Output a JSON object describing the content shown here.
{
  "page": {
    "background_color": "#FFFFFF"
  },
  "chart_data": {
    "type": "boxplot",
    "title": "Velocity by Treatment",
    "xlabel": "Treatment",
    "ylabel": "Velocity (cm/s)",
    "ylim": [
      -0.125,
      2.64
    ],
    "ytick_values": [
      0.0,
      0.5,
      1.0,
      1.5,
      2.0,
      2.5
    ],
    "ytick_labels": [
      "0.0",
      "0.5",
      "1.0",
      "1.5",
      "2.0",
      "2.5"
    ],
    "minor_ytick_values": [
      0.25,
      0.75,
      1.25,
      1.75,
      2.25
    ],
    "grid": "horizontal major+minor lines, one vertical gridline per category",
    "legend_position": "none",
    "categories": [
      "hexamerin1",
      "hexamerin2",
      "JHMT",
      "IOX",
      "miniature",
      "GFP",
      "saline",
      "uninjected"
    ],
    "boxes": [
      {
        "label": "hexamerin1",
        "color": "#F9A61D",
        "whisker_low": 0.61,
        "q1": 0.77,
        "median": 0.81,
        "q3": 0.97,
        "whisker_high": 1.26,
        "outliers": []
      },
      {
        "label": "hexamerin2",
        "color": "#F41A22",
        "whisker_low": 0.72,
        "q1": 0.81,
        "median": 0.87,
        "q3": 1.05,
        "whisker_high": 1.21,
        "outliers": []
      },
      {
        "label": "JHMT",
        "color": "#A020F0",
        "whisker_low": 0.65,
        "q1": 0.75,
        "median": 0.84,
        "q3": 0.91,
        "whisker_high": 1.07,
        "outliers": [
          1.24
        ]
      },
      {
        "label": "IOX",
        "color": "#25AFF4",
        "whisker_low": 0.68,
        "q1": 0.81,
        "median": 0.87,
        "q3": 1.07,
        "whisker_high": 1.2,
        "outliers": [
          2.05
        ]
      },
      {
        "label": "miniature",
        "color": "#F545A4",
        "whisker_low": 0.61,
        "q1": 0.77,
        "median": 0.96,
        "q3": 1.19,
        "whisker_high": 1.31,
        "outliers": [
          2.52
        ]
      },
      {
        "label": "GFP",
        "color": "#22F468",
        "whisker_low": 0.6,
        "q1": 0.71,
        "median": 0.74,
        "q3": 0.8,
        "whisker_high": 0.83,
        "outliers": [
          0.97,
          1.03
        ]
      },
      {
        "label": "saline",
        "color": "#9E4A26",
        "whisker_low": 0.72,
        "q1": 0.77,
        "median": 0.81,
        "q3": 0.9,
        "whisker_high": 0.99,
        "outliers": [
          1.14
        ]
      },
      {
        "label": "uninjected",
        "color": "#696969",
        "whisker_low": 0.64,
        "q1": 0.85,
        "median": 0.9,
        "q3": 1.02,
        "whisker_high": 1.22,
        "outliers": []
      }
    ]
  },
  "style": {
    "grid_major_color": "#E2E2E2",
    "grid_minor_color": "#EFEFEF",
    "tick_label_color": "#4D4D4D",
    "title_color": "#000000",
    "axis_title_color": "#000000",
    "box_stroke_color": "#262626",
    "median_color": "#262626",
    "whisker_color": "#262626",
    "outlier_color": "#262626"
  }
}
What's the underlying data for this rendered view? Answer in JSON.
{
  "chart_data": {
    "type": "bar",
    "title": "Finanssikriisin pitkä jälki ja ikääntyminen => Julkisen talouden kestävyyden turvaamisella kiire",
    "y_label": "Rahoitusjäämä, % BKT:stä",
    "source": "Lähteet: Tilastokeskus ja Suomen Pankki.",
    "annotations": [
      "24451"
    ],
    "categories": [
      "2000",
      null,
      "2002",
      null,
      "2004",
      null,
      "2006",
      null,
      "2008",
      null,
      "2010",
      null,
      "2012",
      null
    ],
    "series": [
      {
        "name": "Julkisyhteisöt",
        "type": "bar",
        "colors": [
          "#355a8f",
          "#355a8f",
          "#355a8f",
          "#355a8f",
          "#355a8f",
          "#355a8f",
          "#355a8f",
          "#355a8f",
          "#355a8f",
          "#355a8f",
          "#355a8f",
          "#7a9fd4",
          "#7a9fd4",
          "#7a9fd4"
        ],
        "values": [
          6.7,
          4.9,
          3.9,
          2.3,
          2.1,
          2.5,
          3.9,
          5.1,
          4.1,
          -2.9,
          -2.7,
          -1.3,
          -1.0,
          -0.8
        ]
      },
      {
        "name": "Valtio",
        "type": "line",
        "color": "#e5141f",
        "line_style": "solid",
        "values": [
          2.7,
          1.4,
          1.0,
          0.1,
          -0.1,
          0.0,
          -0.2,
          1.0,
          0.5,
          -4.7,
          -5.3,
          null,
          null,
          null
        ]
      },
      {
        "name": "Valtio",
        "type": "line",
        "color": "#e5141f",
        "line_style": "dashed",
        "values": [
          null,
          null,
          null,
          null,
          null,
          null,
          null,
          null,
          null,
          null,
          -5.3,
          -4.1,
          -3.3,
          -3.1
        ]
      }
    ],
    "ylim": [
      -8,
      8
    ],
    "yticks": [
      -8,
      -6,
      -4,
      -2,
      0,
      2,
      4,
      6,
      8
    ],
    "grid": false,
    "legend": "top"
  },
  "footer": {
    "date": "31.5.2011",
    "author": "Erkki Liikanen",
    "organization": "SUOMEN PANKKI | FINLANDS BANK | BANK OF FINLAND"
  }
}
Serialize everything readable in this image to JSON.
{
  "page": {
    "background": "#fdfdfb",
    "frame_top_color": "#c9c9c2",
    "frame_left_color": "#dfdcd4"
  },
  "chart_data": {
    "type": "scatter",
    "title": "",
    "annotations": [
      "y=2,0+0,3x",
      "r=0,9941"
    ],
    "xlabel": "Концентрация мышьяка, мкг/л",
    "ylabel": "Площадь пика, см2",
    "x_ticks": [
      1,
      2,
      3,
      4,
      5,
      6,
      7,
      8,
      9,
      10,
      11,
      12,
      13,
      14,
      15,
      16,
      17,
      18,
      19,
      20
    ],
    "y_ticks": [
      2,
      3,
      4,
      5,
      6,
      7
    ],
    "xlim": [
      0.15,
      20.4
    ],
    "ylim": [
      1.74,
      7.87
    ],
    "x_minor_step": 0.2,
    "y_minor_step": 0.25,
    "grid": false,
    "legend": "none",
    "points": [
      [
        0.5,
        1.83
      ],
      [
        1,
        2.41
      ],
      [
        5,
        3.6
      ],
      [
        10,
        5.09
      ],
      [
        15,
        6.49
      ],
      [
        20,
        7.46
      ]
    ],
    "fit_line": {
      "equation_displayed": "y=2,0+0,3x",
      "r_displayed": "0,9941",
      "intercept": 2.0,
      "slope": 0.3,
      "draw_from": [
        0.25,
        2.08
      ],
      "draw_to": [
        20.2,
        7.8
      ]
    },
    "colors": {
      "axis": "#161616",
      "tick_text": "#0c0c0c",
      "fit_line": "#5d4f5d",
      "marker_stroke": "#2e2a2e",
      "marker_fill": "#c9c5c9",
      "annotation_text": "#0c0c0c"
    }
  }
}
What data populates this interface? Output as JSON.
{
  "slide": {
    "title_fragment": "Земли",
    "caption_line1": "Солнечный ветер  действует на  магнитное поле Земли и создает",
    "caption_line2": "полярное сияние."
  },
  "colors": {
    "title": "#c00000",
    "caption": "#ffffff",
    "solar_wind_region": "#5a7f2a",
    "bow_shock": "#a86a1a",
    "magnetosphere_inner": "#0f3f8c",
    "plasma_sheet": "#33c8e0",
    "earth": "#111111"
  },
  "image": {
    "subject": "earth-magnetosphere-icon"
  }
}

⁂

Objective: Find and count the lines of the data that include the string "type", and report that figure by itself.

Answer to this exercise: 6